» TASK TO CARRY OUT:
Gather every line that includes the word "本题考查人文历史", please.

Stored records
.....

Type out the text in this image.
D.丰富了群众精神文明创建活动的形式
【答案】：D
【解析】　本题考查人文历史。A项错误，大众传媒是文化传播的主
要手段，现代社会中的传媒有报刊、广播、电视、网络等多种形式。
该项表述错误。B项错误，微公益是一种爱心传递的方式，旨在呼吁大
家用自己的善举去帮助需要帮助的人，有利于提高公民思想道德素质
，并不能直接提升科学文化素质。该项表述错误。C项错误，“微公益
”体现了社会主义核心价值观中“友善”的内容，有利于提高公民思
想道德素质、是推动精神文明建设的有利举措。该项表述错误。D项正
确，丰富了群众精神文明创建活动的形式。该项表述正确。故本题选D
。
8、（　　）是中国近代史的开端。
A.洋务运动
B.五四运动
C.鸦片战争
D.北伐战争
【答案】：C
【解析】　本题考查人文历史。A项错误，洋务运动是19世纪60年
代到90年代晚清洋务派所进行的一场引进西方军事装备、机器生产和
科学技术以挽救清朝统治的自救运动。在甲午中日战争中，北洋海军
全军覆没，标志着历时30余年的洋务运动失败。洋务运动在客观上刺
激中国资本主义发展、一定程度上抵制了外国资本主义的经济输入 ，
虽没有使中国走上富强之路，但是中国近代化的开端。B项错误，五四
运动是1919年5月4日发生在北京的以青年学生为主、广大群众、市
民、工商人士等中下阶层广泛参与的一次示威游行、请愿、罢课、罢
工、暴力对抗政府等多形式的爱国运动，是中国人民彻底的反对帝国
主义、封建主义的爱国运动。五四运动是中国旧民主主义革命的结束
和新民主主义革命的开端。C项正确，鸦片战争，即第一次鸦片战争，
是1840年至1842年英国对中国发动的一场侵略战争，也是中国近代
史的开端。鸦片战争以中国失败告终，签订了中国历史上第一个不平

.....

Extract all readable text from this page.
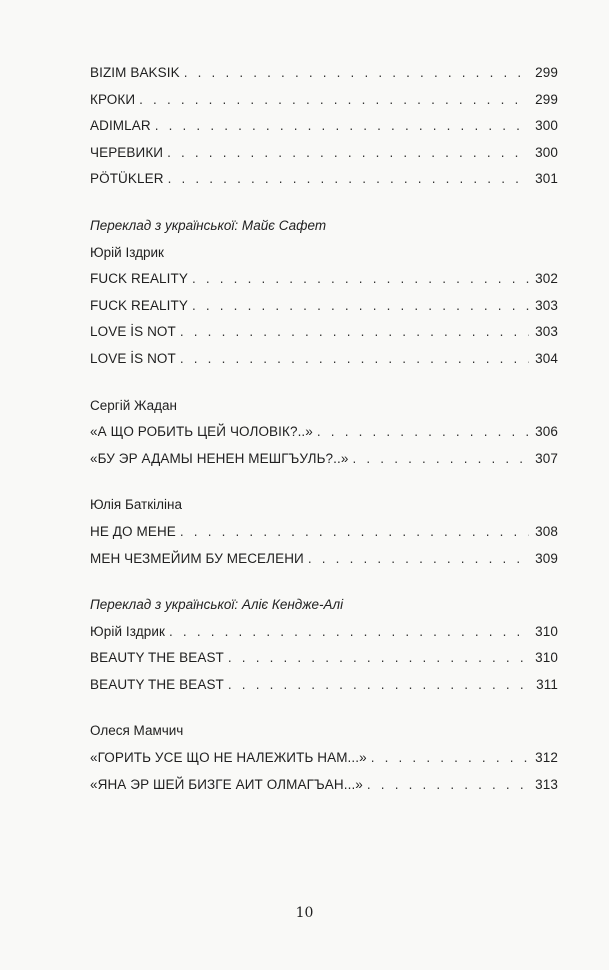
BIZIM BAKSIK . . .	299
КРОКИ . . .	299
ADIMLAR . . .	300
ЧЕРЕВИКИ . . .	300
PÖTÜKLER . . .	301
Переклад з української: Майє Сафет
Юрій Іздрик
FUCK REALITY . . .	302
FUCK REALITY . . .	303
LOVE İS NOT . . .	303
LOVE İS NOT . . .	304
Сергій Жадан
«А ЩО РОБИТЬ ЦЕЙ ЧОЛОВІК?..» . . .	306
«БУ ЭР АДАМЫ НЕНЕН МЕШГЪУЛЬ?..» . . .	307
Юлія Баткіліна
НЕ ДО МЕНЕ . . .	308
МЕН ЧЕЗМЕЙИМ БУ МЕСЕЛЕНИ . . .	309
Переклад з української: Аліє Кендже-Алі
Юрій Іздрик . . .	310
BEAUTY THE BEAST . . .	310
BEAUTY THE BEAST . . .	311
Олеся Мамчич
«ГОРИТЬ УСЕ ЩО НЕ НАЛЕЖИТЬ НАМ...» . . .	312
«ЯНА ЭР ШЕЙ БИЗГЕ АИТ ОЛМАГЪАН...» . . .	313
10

.....

» TASK OUTPUT:
【解析】　本题考查人文历史。A项错误，大众传媒是文化传播的主
【解析】　本题考查人文历史。A项错误，洋务运动是19世纪60年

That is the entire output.